YOUR GOAL >>
Below are entries to be transcribed exactly; exclude the pictures from the copy.

MATERIAL SHOWN >>
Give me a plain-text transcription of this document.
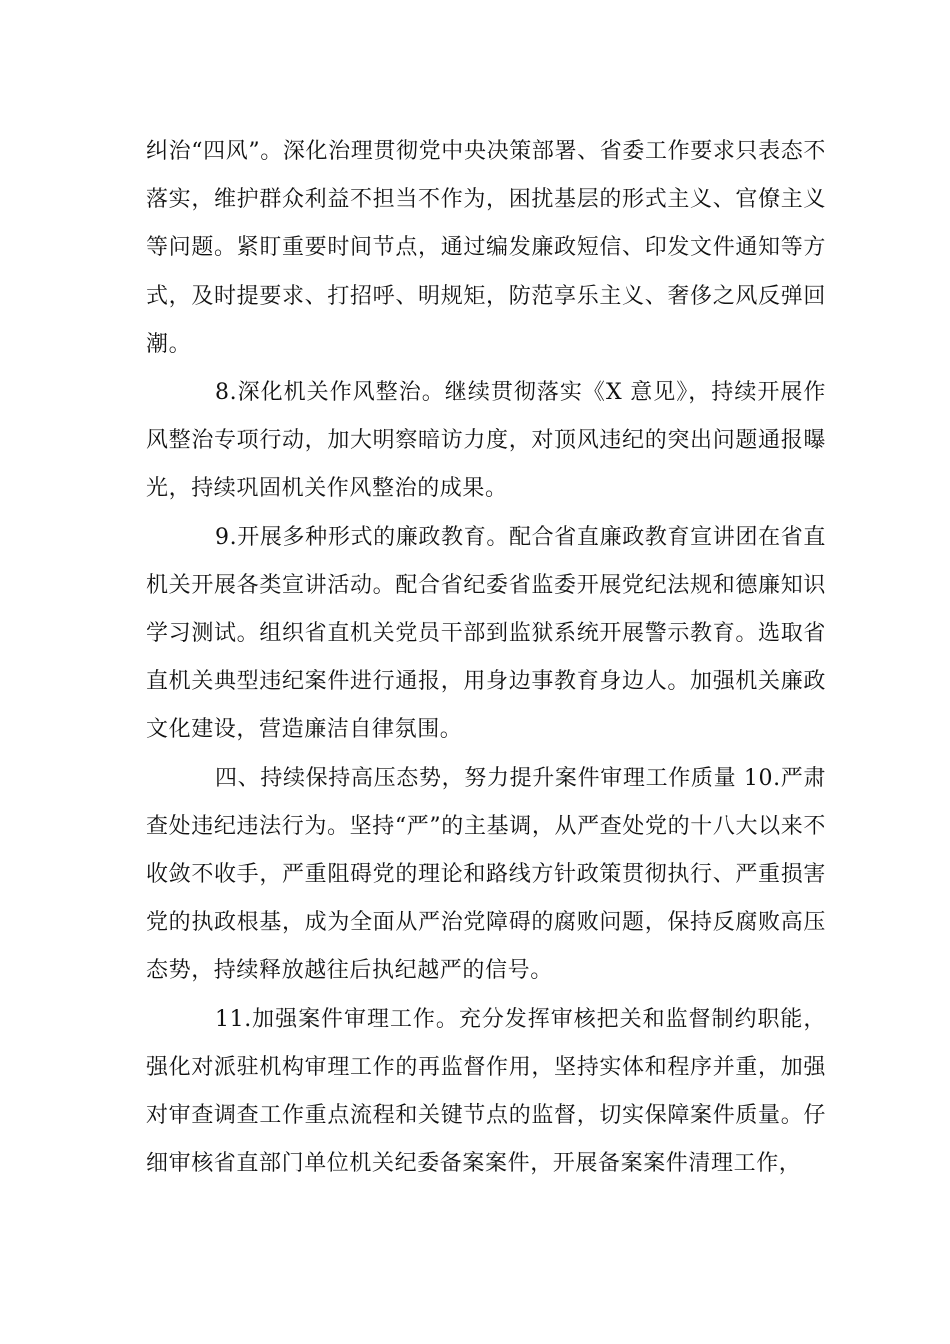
纠治“四风”。深化治理贯彻党中央决策部署、省委工作要求只表态不落实，维护群众利益不担当不作为，困扰基层的形式主义、官僚主义等问题。紧盯重要时间节点，通过编发廉政短信、印发文件通知等方式，及时提要求、打招呼、明规矩，防范享乐主义、奢侈之风反弹回潮。

8.深化机关作风整治。继续贯彻落实《X 意见》，持续开展作风整治专项行动，加大明察暗访力度，对顶风违纪的突出问题通报曝光，持续巩固机关作风整治的成果。

9.开展多种形式的廉政教育。配合省直廉政教育宣讲团在省直机关开展各类宣讲活动。配合省纪委省监委开展党纪法规和德廉知识学习测试。组织省直机关党员干部到监狱系统开展警示教育。选取省直机关典型违纪案件进行通报，用身边事教育身边人。加强机关廉政文化建设，营造廉洁自律氛围。

四、持续保持高压态势，努力提升案件审理工作质量 10.严肃查处违纪违法行为。坚持“严”的主基调，从严查处党的十八大以来不收敛不收手，严重阻碍党的理论和路线方针政策贯彻执行、严重损害党的执政根基，成为全面从严治党障碍的腐败问题，保持反腐败高压态势，持续释放越往后执纪越严的信号。

11.加强案件审理工作。充分发挥审核把关和监督制约职能，强化对派驻机构审理工作的再监督作用，坚持实体和程序并重，加强对审查调查工作重点流程和关键节点的监督，切实保障案件质量。仔细审核省直部门单位机关纪委备案案件，开展备案案件清理工作，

THE COMPLETED TASK >>
Give me a plain-text transcription of this document.
纠治“四风”。深化治理贯彻党中央决策部署、省委工作要求只表态不落实，维护群众利益不担当不作为，困扰基层的形式主义、官僚主义等问题。紧盯重要时间节点，通过编发廉政短信、印发文件通知等方式，及时提要求、打招呼、明规矩，防范享乐主义、奢侈之风反弹回潮。

8.深化机关作风整治。继续贯彻落实《X 意见》，持续开展作风整治专项行动，加大明察暗访力度，对顶风违纪的突出问题通报曝光，持续巩固机关作风整治的成果。

9.开展多种形式的廉政教育。配合省直廉政教育宣讲团在省直机关开展各类宣讲活动。配合省纪委省监委开展党纪法规和德廉知识学习测试。组织省直机关党员干部到监狱系统开展警示教育。选取省直机关典型违纪案件进行通报，用身边事教育身边人。加强机关廉政文化建设，营造廉洁自律氛围。

四、持续保持高压态势，努力提升案件审理工作质量 10.严肃查处违纪违法行为。坚持“严”的主基调，从严查处党的十八大以来不收敛不收手，严重阻碍党的理论和路线方针政策贯彻执行、严重损害党的执政根基，成为全面从严治党障碍的腐败问题，保持反腐败高压态势，持续释放越往后执纪越严的信号。

11.加强案件审理工作。充分发挥审核把关和监督制约职能，强化对派驻机构审理工作的再监督作用，坚持实体和程序并重，加强对审查调查工作重点流程和关键节点的监督，切实保障案件质量。仔细审核省直部门单位机关纪委备案案件，开展备案案件清理工作，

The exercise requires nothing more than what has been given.